* Work to complete *
Would you repeat the listing exactly but omit every picture?

* Records provided *
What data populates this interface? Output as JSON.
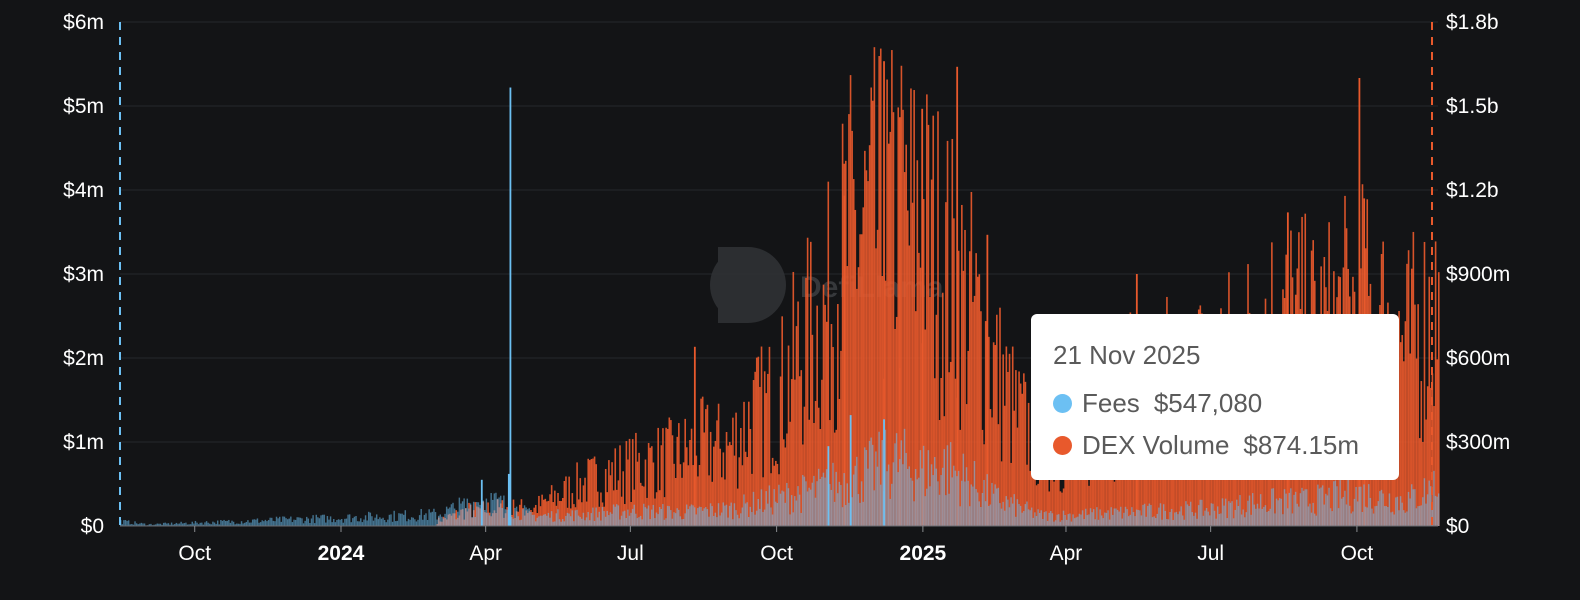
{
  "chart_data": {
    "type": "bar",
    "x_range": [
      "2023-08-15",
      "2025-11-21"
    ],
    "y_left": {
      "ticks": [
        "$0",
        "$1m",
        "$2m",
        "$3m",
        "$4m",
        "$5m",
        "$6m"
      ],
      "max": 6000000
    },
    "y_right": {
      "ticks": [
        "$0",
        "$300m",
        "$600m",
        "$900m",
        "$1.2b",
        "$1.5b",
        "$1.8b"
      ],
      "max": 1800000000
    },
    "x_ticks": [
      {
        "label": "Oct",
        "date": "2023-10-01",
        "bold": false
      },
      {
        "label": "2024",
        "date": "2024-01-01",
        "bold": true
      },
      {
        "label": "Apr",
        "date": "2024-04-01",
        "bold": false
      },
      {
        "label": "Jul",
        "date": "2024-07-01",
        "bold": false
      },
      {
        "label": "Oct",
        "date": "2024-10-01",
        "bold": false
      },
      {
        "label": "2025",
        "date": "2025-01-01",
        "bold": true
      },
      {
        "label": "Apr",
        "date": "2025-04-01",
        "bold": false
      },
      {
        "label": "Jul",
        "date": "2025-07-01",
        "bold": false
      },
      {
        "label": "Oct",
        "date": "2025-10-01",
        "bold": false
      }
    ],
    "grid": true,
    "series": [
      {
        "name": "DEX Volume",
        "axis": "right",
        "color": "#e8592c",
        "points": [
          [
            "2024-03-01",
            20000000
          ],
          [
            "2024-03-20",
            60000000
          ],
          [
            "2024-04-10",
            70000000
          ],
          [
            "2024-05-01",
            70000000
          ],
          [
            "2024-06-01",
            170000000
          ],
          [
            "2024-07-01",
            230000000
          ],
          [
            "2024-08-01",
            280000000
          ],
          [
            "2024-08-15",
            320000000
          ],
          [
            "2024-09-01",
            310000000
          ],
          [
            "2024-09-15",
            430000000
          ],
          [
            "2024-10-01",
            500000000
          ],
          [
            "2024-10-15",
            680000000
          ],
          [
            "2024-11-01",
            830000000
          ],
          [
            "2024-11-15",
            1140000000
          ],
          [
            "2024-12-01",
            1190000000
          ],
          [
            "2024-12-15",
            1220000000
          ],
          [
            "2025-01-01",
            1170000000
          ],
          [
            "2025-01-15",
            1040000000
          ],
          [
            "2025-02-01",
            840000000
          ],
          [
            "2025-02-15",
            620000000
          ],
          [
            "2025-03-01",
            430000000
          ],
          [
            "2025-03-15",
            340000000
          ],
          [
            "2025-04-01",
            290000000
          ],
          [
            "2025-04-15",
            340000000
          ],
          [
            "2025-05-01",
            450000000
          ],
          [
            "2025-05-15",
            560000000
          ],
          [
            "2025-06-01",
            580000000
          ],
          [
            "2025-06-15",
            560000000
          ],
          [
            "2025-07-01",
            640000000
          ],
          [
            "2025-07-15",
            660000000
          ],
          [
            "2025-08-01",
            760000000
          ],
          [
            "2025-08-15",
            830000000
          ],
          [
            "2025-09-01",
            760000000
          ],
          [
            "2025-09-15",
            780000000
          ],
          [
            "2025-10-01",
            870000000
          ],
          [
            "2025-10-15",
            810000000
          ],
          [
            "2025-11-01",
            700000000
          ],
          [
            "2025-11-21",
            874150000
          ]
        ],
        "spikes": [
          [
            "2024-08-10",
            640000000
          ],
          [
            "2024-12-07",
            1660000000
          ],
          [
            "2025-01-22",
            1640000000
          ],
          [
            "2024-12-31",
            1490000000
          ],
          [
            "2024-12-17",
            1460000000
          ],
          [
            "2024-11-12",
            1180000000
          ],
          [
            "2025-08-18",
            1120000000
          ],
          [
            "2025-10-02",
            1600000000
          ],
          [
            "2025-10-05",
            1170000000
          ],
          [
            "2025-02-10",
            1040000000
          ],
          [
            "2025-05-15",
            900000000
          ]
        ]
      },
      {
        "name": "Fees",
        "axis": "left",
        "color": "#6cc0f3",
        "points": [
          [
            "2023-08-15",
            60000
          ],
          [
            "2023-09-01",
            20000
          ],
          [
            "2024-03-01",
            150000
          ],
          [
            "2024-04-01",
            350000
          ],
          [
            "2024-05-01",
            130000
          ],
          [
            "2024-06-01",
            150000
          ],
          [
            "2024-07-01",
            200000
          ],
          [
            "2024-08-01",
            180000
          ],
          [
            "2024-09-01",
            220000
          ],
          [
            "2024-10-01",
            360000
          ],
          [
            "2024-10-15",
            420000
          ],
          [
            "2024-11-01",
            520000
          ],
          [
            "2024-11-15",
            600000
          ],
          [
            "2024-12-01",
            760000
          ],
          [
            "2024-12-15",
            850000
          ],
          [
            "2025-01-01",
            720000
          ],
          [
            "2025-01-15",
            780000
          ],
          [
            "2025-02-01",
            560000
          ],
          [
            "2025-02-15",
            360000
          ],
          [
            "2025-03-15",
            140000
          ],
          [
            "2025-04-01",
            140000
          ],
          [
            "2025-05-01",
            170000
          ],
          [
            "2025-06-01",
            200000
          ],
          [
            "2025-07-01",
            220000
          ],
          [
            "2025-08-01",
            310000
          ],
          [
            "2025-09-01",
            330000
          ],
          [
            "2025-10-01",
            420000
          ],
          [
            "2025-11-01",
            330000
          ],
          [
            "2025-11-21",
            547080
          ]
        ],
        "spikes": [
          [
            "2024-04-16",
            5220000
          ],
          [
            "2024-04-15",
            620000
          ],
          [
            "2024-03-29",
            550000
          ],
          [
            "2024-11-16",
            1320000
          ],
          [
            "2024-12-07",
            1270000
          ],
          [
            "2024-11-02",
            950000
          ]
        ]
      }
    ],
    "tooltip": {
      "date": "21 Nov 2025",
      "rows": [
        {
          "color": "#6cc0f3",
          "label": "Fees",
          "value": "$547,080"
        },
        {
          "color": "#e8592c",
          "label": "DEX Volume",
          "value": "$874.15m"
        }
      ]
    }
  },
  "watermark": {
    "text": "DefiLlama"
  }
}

* Written answer *
What data populates this interface? Output as JSON.
{
  "chart_data": {
    "type": "bar",
    "x_range": [
      "2023-08-15",
      "2025-11-21"
    ],
    "y_left": {
      "ticks": [
        "$0",
        "$1m",
        "$2m",
        "$3m",
        "$4m",
        "$5m",
        "$6m"
      ],
      "max": 6000000
    },
    "y_right": {
      "ticks": [
        "$0",
        "$300m",
        "$600m",
        "$900m",
        "$1.2b",
        "$1.5b",
        "$1.8b"
      ],
      "max": 1800000000
    },
    "x_ticks": [
      {
        "label": "Oct",
        "date": "2023-10-01",
        "bold": false
      },
      {
        "label": "2024",
        "date": "2024-01-01",
        "bold": true
      },
      {
        "label": "Apr",
        "date": "2024-04-01",
        "bold": false
      },
      {
        "label": "Jul",
        "date": "2024-07-01",
        "bold": false
      },
      {
        "label": "Oct",
        "date": "2024-10-01",
        "bold": false
      },
      {
        "label": "2025",
        "date": "2025-01-01",
        "bold": true
      },
      {
        "label": "Apr",
        "date": "2025-04-01",
        "bold": false
      },
      {
        "label": "Jul",
        "date": "2025-07-01",
        "bold": false
      },
      {
        "label": "Oct",
        "date": "2025-10-01",
        "bold": false
      }
    ],
    "grid": true,
    "series": [
      {
        "name": "DEX Volume",
        "axis": "right",
        "color": "#e8592c",
        "points": [
          [
            "2024-03-01",
            20000000
          ],
          [
            "2024-03-20",
            60000000
          ],
          [
            "2024-04-10",
            70000000
          ],
          [
            "2024-05-01",
            70000000
          ],
          [
            "2024-06-01",
            170000000
          ],
          [
            "2024-07-01",
            230000000
          ],
          [
            "2024-08-01",
            280000000
          ],
          [
            "2024-08-15",
            320000000
          ],
          [
            "2024-09-01",
            310000000
          ],
          [
            "2024-09-15",
            430000000
          ],
          [
            "2024-10-01",
            500000000
          ],
          [
            "2024-10-15",
            680000000
          ],
          [
            "2024-11-01",
            830000000
          ],
          [
            "2024-11-15",
            1140000000
          ],
          [
            "2024-12-01",
            1190000000
          ],
          [
            "2024-12-15",
            1220000000
          ],
          [
            "2025-01-01",
            1170000000
          ],
          [
            "2025-01-15",
            1040000000
          ],
          [
            "2025-02-01",
            840000000
          ],
          [
            "2025-02-15",
            620000000
          ],
          [
            "2025-03-01",
            430000000
          ],
          [
            "2025-03-15",
            340000000
          ],
          [
            "2025-04-01",
            290000000
          ],
          [
            "2025-04-15",
            340000000
          ],
          [
            "2025-05-01",
            450000000
          ],
          [
            "2025-05-15",
            560000000
          ],
          [
            "2025-06-01",
            580000000
          ],
          [
            "2025-06-15",
            560000000
          ],
          [
            "2025-07-01",
            640000000
          ],
          [
            "2025-07-15",
            660000000
          ],
          [
            "2025-08-01",
            760000000
          ],
          [
            "2025-08-15",
            830000000
          ],
          [
            "2025-09-01",
            760000000
          ],
          [
            "2025-09-15",
            780000000
          ],
          [
            "2025-10-01",
            870000000
          ],
          [
            "2025-10-15",
            810000000
          ],
          [
            "2025-11-01",
            700000000
          ],
          [
            "2025-11-21",
            874150000
          ]
        ],
        "spikes": [
          [
            "2024-08-10",
            640000000
          ],
          [
            "2024-12-07",
            1660000000
          ],
          [
            "2025-01-22",
            1640000000
          ],
          [
            "2024-12-31",
            1490000000
          ],
          [
            "2024-12-17",
            1460000000
          ],
          [
            "2024-11-12",
            1180000000
          ],
          [
            "2025-08-18",
            1120000000
          ],
          [
            "2025-10-02",
            1600000000
          ],
          [
            "2025-10-05",
            1170000000
          ],
          [
            "2025-02-10",
            1040000000
          ],
          [
            "2025-05-15",
            900000000
          ]
        ]
      },
      {
        "name": "Fees",
        "axis": "left",
        "color": "#6cc0f3",
        "points": [
          [
            "2023-08-15",
            60000
          ],
          [
            "2023-09-01",
            20000
          ],
          [
            "2024-03-01",
            150000
          ],
          [
            "2024-04-01",
            350000
          ],
          [
            "2024-05-01",
            130000
          ],
          [
            "2024-06-01",
            150000
          ],
          [
            "2024-07-01",
            200000
          ],
          [
            "2024-08-01",
            180000
          ],
          [
            "2024-09-01",
            220000
          ],
          [
            "2024-10-01",
            360000
          ],
          [
            "2024-10-15",
            420000
          ],
          [
            "2024-11-01",
            520000
          ],
          [
            "2024-11-15",
            600000
          ],
          [
            "2024-12-01",
            760000
          ],
          [
            "2024-12-15",
            850000
          ],
          [
            "2025-01-01",
            720000
          ],
          [
            "2025-01-15",
            780000
          ],
          [
            "2025-02-01",
            560000
          ],
          [
            "2025-02-15",
            360000
          ],
          [
            "2025-03-15",
            140000
          ],
          [
            "2025-04-01",
            140000
          ],
          [
            "2025-05-01",
            170000
          ],
          [
            "2025-06-01",
            200000
          ],
          [
            "2025-07-01",
            220000
          ],
          [
            "2025-08-01",
            310000
          ],
          [
            "2025-09-01",
            330000
          ],
          [
            "2025-10-01",
            420000
          ],
          [
            "2025-11-01",
            330000
          ],
          [
            "2025-11-21",
            547080
          ]
        ],
        "spikes": [
          [
            "2024-04-16",
            5220000
          ],
          [
            "2024-04-15",
            620000
          ],
          [
            "2024-03-29",
            550000
          ],
          [
            "2024-11-16",
            1320000
          ],
          [
            "2024-12-07",
            1270000
          ],
          [
            "2024-11-02",
            950000
          ]
        ]
      }
    ],
    "tooltip": {
      "date": "21 Nov 2025",
      "rows": [
        {
          "color": "#6cc0f3",
          "label": "Fees",
          "value": "$547,080"
        },
        {
          "color": "#e8592c",
          "label": "DEX Volume",
          "value": "$874.15m"
        }
      ]
    }
  },
  "watermark": {
    "text": "DefiLlama"
  }
}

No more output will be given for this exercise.